Prompt: Give the data below again, word for word.

[Extracted data entries]
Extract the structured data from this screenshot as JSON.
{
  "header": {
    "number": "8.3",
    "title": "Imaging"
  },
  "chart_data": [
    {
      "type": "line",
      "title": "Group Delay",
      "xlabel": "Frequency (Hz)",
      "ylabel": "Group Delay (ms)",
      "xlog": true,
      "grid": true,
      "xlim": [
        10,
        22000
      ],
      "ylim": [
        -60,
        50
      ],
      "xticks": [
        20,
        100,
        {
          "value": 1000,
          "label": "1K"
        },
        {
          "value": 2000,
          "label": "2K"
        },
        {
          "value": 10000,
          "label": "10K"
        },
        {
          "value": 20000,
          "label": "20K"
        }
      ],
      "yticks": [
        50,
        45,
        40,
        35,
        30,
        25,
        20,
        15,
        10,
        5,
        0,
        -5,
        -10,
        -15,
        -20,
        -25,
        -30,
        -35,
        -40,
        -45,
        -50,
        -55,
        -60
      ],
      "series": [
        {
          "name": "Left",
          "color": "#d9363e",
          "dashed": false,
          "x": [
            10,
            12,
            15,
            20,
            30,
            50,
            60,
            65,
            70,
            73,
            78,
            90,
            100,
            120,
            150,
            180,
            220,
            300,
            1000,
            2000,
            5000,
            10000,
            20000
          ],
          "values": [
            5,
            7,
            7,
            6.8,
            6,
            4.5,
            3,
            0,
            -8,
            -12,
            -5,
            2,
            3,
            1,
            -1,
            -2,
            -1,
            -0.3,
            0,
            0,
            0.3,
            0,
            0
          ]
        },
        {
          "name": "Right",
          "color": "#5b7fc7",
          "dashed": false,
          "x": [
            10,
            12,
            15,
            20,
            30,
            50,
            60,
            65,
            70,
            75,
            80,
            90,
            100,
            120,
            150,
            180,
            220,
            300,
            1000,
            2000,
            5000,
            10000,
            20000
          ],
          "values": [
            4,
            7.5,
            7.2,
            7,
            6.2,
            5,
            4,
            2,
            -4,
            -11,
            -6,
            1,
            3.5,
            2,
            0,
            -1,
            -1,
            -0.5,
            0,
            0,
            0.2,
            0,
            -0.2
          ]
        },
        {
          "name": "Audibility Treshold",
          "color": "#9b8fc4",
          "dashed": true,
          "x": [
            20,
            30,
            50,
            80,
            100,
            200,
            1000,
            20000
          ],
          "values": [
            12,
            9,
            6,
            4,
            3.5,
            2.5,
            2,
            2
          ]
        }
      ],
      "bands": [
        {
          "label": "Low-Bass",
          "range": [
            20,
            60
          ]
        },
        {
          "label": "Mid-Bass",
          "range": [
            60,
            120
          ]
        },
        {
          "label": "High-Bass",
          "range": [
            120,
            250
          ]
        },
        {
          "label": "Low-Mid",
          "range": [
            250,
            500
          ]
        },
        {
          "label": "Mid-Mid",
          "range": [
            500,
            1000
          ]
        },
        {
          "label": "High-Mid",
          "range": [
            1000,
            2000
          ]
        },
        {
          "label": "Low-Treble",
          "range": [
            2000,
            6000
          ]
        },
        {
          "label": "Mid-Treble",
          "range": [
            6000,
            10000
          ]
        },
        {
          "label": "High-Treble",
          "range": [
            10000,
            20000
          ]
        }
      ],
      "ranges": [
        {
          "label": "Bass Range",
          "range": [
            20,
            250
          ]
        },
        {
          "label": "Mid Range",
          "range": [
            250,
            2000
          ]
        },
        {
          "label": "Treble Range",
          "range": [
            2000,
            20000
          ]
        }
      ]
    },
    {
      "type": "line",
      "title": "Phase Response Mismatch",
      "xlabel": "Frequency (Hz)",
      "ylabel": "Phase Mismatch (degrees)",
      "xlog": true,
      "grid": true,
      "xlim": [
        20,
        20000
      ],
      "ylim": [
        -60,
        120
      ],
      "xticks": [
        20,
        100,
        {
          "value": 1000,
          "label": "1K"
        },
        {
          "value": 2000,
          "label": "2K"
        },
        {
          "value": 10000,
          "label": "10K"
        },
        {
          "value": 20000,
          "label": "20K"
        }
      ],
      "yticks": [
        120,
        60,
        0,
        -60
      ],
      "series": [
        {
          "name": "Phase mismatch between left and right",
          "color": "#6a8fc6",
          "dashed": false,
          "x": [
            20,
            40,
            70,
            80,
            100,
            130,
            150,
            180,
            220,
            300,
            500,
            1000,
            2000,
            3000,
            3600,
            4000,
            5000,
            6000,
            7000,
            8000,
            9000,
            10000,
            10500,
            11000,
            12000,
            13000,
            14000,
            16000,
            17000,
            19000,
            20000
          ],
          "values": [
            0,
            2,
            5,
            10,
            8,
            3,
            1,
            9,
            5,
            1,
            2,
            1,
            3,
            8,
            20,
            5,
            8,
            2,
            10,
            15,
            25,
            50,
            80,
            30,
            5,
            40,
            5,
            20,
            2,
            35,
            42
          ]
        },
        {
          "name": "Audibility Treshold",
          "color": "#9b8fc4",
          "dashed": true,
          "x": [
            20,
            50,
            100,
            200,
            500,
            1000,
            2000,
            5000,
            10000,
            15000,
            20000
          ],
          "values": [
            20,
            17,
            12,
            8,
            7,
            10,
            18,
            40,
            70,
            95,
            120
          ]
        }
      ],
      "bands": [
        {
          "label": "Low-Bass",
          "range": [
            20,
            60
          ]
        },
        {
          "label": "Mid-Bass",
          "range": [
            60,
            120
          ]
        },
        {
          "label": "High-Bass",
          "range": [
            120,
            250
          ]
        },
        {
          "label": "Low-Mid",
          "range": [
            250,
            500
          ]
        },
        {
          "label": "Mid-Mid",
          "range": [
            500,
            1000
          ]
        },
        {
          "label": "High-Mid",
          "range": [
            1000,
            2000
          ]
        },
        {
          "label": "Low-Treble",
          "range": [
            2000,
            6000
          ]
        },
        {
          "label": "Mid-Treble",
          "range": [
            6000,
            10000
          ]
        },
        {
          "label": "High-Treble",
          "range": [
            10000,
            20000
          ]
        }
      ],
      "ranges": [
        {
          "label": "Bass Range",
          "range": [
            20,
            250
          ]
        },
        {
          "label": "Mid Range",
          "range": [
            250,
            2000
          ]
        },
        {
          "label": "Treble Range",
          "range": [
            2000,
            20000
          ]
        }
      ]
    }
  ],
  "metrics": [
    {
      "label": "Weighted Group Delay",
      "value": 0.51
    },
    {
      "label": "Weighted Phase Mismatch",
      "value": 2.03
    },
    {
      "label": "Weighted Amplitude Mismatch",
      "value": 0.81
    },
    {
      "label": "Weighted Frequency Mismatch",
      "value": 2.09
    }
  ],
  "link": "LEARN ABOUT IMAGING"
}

Exercise output:
Extract the structured data from this screenshot as JSON.
{
  "header": {
    "number": "8.3",
    "title": "Imaging"
  },
  "chart_data": [
    {
      "type": "line",
      "title": "Group Delay",
      "xlabel": "Frequency (Hz)",
      "ylabel": "Group Delay (ms)",
      "xlog": true,
      "grid": true,
      "xlim": [
        10,
        22000
      ],
      "ylim": [
        -60,
        50
      ],
      "xticks": [
        20,
        100,
        {
          "value": 1000,
          "label": "1K"
        },
        {
          "value": 2000,
          "label": "2K"
        },
        {
          "value": 10000,
          "label": "10K"
        },
        {
          "value": 20000,
          "label": "20K"
        }
      ],
      "yticks": [
        50,
        45,
        40,
        35,
        30,
        25,
        20,
        15,
        10,
        5,
        0,
        -5,
        -10,
        -15,
        -20,
        -25,
        -30,
        -35,
        -40,
        -45,
        -50,
        -55,
        -60
      ],
      "series": [
        {
          "name": "Left",
          "color": "#d9363e",
          "dashed": false,
          "x": [
            10,
            12,
            15,
            20,
            30,
            50,
            60,
            65,
            70,
            73,
            78,
            90,
            100,
            120,
            150,
            180,
            220,
            300,
            1000,
            2000,
            5000,
            10000,
            20000
          ],
          "values": [
            5,
            7,
            7,
            6.8,
            6,
            4.5,
            3,
            0,
            -8,
            -12,
            -5,
            2,
            3,
            1,
            -1,
            -2,
            -1,
            -0.3,
            0,
            0,
            0.3,
            0,
            0
          ]
        },
        {
          "name": "Right",
          "color": "#5b7fc7",
          "dashed": false,
          "x": [
            10,
            12,
            15,
            20,
            30,
            50,
            60,
            65,
            70,
            75,
            80,
            90,
            100,
            120,
            150,
            180,
            220,
            300,
            1000,
            2000,
            5000,
            10000,
            20000
          ],
          "values": [
            4,
            7.5,
            7.2,
            7,
            6.2,
            5,
            4,
            2,
            -4,
            -11,
            -6,
            1,
            3.5,
            2,
            0,
            -1,
            -1,
            -0.5,
            0,
            0,
            0.2,
            0,
            -0.2
          ]
        },
        {
          "name": "Audibility Treshold",
          "color": "#9b8fc4",
          "dashed": true,
          "x": [
            20,
            30,
            50,
            80,
            100,
            200,
            1000,
            20000
          ],
          "values": [
            12,
            9,
            6,
            4,
            3.5,
            2.5,
            2,
            2
          ]
        }
      ],
      "bands": [
        {
          "label": "Low-Bass",
          "range": [
            20,
            60
          ]
        },
        {
          "label": "Mid-Bass",
          "range": [
            60,
            120
          ]
        },
        {
          "label": "High-Bass",
          "range": [
            120,
            250
          ]
        },
        {
          "label": "Low-Mid",
          "range": [
            250,
            500
          ]
        },
        {
          "label": "Mid-Mid",
          "range": [
            500,
            1000
          ]
        },
        {
          "label": "High-Mid",
          "range": [
            1000,
            2000
          ]
        },
        {
          "label": "Low-Treble",
          "range": [
            2000,
            6000
          ]
        },
        {
          "label": "Mid-Treble",
          "range": [
            6000,
            10000
          ]
        },
        {
          "label": "High-Treble",
          "range": [
            10000,
            20000
          ]
        }
      ],
      "ranges": [
        {
          "label": "Bass Range",
          "range": [
            20,
            250
          ]
        },
        {
          "label": "Mid Range",
          "range": [
            250,
            2000
          ]
        },
        {
          "label": "Treble Range",
          "range": [
            2000,
            20000
          ]
        }
      ]
    },
    {
      "type": "line",
      "title": "Phase Response Mismatch",
      "xlabel": "Frequency (Hz)",
      "ylabel": "Phase Mismatch (degrees)",
      "xlog": true,
      "grid": true,
      "xlim": [
        20,
        20000
      ],
      "ylim": [
        -60,
        120
      ],
      "xticks": [
        20,
        100,
        {
          "value": 1000,
          "label": "1K"
        },
        {
          "value": 2000,
          "label": "2K"
        },
        {
          "value": 10000,
          "label": "10K"
        },
        {
          "value": 20000,
          "label": "20K"
        }
      ],
      "yticks": [
        120,
        60,
        0,
        -60
      ],
      "series": [
        {
          "name": "Phase mismatch between left and right",
          "color": "#6a8fc6",
          "dashed": false,
          "x": [
            20,
            40,
            70,
            80,
            100,
            130,
            150,
            180,
            220,
            300,
            500,
            1000,
            2000,
            3000,
            3600,
            4000,
            5000,
            6000,
            7000,
            8000,
            9000,
            10000,
            10500,
            11000,
            12000,
            13000,
            14000,
            16000,
            17000,
            19000,
            20000
          ],
          "values": [
            0,
            2,
            5,
            10,
            8,
            3,
            1,
            9,
            5,
            1,
            2,
            1,
            3,
            8,
            20,
            5,
            8,
            2,
            10,
            15,
            25,
            50,
            80,
            30,
            5,
            40,
            5,
            20,
            2,
            35,
            42
          ]
        },
        {
          "name": "Audibility Treshold",
          "color": "#9b8fc4",
          "dashed": true,
          "x": [
            20,
            50,
            100,
            200,
            500,
            1000,
            2000,
            5000,
            10000,
            15000,
            20000
          ],
          "values": [
            20,
            17,
            12,
            8,
            7,
            10,
            18,
            40,
            70,
            95,
            120
          ]
        }
      ],
      "bands": [
        {
          "label": "Low-Bass",
          "range": [
            20,
            60
          ]
        },
        {
          "label": "Mid-Bass",
          "range": [
            60,
            120
          ]
        },
        {
          "label": "High-Bass",
          "range": [
            120,
            250
          ]
        },
        {
          "label": "Low-Mid",
          "range": [
            250,
            500
          ]
        },
        {
          "label": "Mid-Mid",
          "range": [
            500,
            1000
          ]
        },
        {
          "label": "High-Mid",
          "range": [
            1000,
            2000
          ]
        },
        {
          "label": "Low-Treble",
          "range": [
            2000,
            6000
          ]
        },
        {
          "label": "Mid-Treble",
          "range": [
            6000,
            10000
          ]
        },
        {
          "label": "High-Treble",
          "range": [
            10000,
            20000
          ]
        }
      ],
      "ranges": [
        {
          "label": "Bass Range",
          "range": [
            20,
            250
          ]
        },
        {
          "label": "Mid Range",
          "range": [
            250,
            2000
          ]
        },
        {
          "label": "Treble Range",
          "range": [
            2000,
            20000
          ]
        }
      ]
    }
  ],
  "metrics": [
    {
      "label": "Weighted Group Delay",
      "value": 0.51
    },
    {
      "label": "Weighted Phase Mismatch",
      "value": 2.03
    },
    {
      "label": "Weighted Amplitude Mismatch",
      "value": 0.81
    },
    {
      "label": "Weighted Frequency Mismatch",
      "value": 2.09
    }
  ],
  "link": "LEARN ABOUT IMAGING"
}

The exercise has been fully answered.